Task description
The records below hold pictures; please leave those out and retype the rest exactly.

[Data tied to figure images]
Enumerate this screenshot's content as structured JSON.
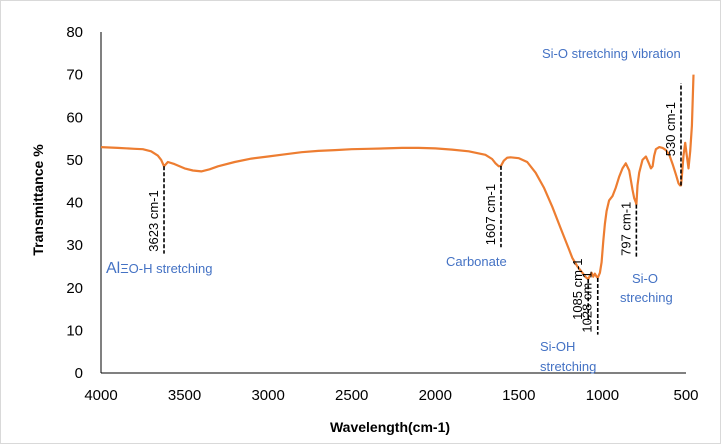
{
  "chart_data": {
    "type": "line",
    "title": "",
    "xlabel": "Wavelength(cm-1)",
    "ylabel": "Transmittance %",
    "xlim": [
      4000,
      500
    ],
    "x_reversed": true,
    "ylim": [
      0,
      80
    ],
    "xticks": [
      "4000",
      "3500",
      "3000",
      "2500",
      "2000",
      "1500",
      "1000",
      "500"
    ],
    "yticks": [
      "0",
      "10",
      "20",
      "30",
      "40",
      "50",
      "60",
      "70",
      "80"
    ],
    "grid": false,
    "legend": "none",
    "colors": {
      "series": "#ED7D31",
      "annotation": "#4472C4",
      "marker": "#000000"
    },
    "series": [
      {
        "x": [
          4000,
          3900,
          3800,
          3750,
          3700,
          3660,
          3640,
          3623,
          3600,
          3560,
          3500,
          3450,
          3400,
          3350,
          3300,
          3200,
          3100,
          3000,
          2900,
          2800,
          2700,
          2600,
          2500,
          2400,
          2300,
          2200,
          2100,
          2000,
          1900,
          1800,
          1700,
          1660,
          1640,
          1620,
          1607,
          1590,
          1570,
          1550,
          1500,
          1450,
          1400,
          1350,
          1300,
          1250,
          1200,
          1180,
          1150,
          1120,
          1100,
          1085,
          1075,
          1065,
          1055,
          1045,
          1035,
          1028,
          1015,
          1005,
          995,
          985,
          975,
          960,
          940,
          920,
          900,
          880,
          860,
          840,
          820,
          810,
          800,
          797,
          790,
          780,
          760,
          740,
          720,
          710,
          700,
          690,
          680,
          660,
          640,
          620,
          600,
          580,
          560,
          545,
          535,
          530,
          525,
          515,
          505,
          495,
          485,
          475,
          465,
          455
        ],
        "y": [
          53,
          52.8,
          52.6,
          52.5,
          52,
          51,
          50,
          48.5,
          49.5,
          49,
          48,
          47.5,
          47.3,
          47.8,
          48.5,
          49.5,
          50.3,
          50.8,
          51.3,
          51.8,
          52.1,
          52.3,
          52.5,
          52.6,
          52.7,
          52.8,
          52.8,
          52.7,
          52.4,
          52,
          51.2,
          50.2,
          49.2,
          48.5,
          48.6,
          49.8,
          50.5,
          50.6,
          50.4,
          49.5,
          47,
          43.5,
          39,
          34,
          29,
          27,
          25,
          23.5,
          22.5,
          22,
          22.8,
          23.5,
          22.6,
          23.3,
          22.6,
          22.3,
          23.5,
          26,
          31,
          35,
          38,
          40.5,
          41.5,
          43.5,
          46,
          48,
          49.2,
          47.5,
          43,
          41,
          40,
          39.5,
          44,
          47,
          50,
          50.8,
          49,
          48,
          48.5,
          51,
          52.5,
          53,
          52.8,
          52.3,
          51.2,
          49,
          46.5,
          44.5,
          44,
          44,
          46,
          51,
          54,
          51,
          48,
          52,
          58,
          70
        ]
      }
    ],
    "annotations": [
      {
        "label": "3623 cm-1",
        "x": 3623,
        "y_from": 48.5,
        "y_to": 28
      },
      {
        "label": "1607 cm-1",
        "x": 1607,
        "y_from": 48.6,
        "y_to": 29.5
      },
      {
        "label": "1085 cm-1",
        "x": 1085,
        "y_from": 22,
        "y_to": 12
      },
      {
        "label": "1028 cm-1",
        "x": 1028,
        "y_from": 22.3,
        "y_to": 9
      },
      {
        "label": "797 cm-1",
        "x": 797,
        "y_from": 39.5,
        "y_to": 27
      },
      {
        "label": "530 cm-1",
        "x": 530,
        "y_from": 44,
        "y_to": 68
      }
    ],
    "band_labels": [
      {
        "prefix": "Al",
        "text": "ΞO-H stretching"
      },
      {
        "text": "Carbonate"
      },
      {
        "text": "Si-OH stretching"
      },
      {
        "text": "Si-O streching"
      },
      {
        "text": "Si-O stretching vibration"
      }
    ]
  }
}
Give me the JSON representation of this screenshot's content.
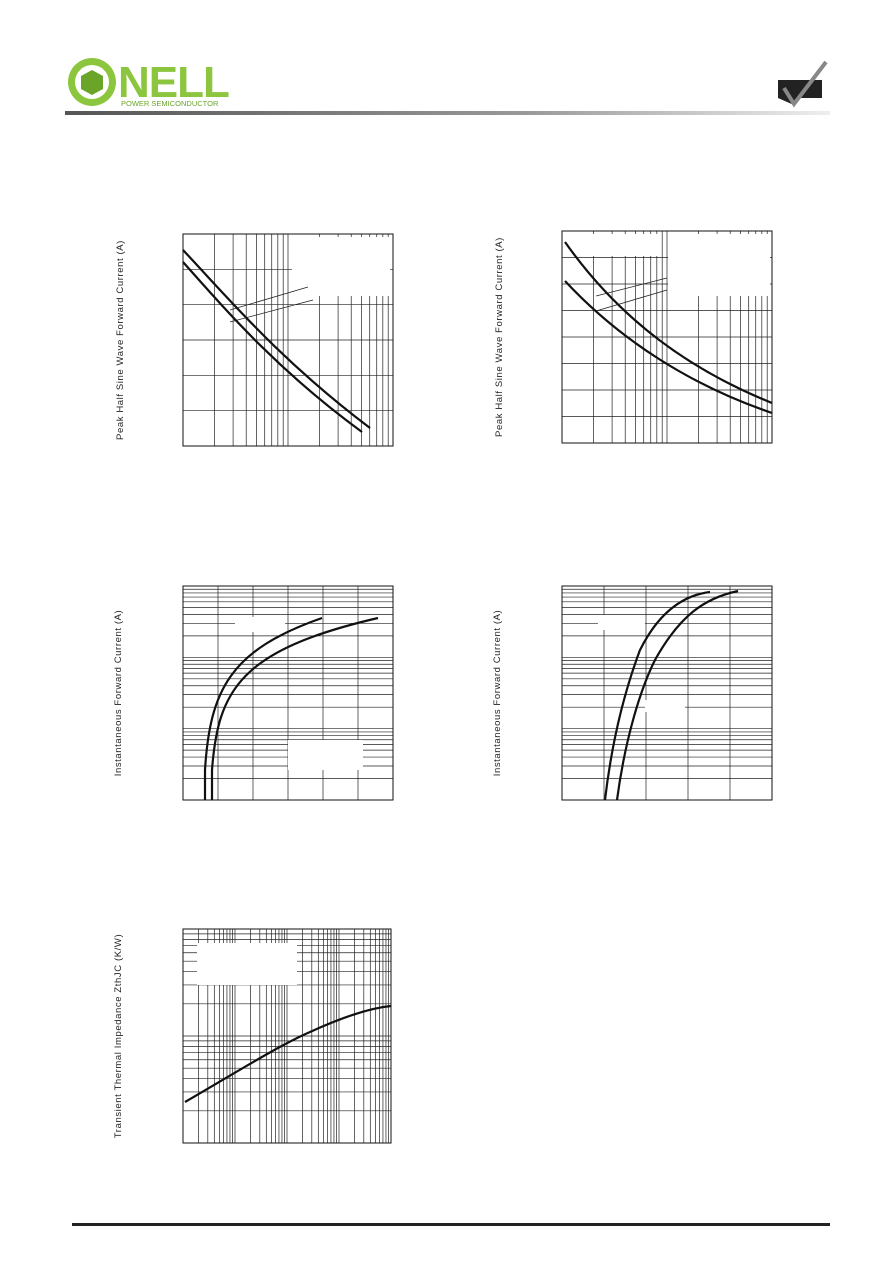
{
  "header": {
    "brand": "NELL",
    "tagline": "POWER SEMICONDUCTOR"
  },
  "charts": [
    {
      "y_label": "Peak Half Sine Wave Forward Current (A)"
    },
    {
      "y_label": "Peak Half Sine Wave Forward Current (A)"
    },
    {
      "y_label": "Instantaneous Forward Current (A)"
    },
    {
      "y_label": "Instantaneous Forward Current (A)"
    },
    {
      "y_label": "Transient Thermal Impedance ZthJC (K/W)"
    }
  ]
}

The response
Enumerate this screenshot's content as structured JSON.
{
  "chart_data": {
    "type": "line",
    "title": "",
    "xlabel": "Wavelength(cm-1)",
    "ylabel": "Transmittance %",
    "xlim": [
      4000,
      500
    ],
    "x_reversed": true,
    "ylim": [
      0,
      80
    ],
    "xticks": [
      "4000",
      "3500",
      "3000",
      "2500",
      "2000",
      "1500",
      "1000",
      "500"
    ],
    "yticks": [
      "0",
      "10",
      "20",
      "30",
      "40",
      "50",
      "60",
      "70",
      "80"
    ],
    "grid": false,
    "legend": "none",
    "colors": {
      "series": "#ED7D31",
      "annotation": "#4472C4",
      "marker": "#000000"
    },
    "series": [
      {
        "x": [
          4000,
          3900,
          3800,
          3750,
          3700,
          3660,
          3640,
          3623,
          3600,
          3560,
          3500,
          3450,
          3400,
          3350,
          3300,
          3200,
          3100,
          3000,
          2900,
          2800,
          2700,
          2600,
          2500,
          2400,
          2300,
          2200,
          2100,
          2000,
          1900,
          1800,
          1700,
          1660,
          1640,
          1620,
          1607,
          1590,
          1570,
          1550,
          1500,
          1450,
          1400,
          1350,
          1300,
          1250,
          1200,
          1180,
          1150,
          1120,
          1100,
          1085,
          1075,
          1065,
          1055,
          1045,
          1035,
          1028,
          1015,
          1005,
          995,
          985,
          975,
          960,
          940,
          920,
          900,
          880,
          860,
          840,
          820,
          810,
          800,
          797,
          790,
          780,
          760,
          740,
          720,
          710,
          700,
          690,
          680,
          660,
          640,
          620,
          600,
          580,
          560,
          545,
          535,
          530,
          525,
          515,
          505,
          495,
          485,
          475,
          465,
          455
        ],
        "y": [
          53,
          52.8,
          52.6,
          52.5,
          52,
          51,
          50,
          48.5,
          49.5,
          49,
          48,
          47.5,
          47.3,
          47.8,
          48.5,
          49.5,
          50.3,
          50.8,
          51.3,
          51.8,
          52.1,
          52.3,
          52.5,
          52.6,
          52.7,
          52.8,
          52.8,
          52.7,
          52.4,
          52,
          51.2,
          50.2,
          49.2,
          48.5,
          48.6,
          49.8,
          50.5,
          50.6,
          50.4,
          49.5,
          47,
          43.5,
          39,
          34,
          29,
          27,
          25,
          23.5,
          22.5,
          22,
          22.8,
          23.5,
          22.6,
          23.3,
          22.6,
          22.3,
          23.5,
          26,
          31,
          35,
          38,
          40.5,
          41.5,
          43.5,
          46,
          48,
          49.2,
          47.5,
          43,
          41,
          40,
          39.5,
          44,
          47,
          50,
          50.8,
          49,
          48,
          48.5,
          51,
          52.5,
          53,
          52.8,
          52.3,
          51.2,
          49,
          46.5,
          44.5,
          44,
          44,
          46,
          51,
          54,
          51,
          48,
          52,
          58,
          70
        ]
      }
    ],
    "annotations": [
      {
        "label": "3623 cm-1",
        "x": 3623,
        "y_from": 48.5,
        "y_to": 28
      },
      {
        "label": "1607 cm-1",
        "x": 1607,
        "y_from": 48.6,
        "y_to": 29.5
      },
      {
        "label": "1085 cm-1",
        "x": 1085,
        "y_from": 22,
        "y_to": 12
      },
      {
        "label": "1028 cm-1",
        "x": 1028,
        "y_from": 22.3,
        "y_to": 9
      },
      {
        "label": "797 cm-1",
        "x": 797,
        "y_from": 39.5,
        "y_to": 27
      },
      {
        "label": "530 cm-1",
        "x": 530,
        "y_from": 44,
        "y_to": 68
      }
    ],
    "band_labels": [
      {
        "prefix": "Al",
        "text": "ΞO-H stretching"
      },
      {
        "text": "Carbonate"
      },
      {
        "text": "Si-OH stretching"
      },
      {
        "text": "Si-O streching"
      },
      {
        "text": "Si-O stretching vibration"
      }
    ]
  }
}
Give me the JSON representation of this screenshot's content.
{
  "header": {
    "brand": "NELL",
    "tagline": "POWER SEMICONDUCTOR"
  },
  "charts": [
    {
      "y_label": "Peak Half Sine Wave Forward Current (A)"
    },
    {
      "y_label": "Peak Half Sine Wave Forward Current (A)"
    },
    {
      "y_label": "Instantaneous Forward Current (A)"
    },
    {
      "y_label": "Instantaneous Forward Current (A)"
    },
    {
      "y_label": "Transient Thermal Impedance ZthJC (K/W)"
    }
  ]
}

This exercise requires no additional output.